begin PROVIDED DATA
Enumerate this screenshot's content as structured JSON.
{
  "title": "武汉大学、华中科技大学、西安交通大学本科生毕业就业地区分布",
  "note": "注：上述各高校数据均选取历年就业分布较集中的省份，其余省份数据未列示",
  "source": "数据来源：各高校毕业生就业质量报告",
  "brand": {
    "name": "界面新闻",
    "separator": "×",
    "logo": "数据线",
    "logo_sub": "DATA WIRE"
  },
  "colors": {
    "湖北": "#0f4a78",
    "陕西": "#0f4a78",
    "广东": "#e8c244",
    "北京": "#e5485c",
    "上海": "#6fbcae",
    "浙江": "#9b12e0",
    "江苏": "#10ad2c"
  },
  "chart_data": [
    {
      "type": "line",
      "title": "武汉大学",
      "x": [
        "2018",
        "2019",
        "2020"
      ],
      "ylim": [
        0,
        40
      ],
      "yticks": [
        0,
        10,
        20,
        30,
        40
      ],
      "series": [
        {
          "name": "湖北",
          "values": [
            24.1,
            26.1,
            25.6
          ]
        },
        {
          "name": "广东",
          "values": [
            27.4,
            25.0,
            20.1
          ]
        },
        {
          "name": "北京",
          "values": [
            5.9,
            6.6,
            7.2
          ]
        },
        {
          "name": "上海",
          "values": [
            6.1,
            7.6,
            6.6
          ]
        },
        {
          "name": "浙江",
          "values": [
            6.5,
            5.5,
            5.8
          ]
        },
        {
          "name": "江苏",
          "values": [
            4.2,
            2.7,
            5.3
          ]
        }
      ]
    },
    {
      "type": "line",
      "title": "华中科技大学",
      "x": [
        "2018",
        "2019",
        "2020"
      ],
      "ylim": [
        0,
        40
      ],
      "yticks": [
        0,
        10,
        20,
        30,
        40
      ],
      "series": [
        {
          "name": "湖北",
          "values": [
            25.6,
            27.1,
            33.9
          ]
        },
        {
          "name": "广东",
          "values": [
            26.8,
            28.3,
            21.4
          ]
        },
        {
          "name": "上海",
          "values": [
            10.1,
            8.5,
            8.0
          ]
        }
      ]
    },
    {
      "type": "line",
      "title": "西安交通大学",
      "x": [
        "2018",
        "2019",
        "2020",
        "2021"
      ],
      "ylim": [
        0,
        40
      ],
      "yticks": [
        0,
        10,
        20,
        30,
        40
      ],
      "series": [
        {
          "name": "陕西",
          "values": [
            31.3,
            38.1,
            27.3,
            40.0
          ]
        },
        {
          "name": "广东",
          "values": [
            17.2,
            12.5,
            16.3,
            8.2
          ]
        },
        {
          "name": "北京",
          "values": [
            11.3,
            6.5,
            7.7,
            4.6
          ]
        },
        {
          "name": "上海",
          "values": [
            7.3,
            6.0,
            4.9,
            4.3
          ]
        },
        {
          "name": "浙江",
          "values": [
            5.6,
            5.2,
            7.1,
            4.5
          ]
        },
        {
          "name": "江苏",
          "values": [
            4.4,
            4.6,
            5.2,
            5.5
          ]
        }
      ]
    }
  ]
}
end PROVIDED DATA
WHAT TO DO >>
Return each line that includes "title".

EXERCISE SOLUTION >>
  "title": "武汉大学、华中科技大学、西安交通大学本科生毕业就业地区分布",
      "title": "武汉大学",
      "title": "华中科技大学",
      "title": "西安交通大学",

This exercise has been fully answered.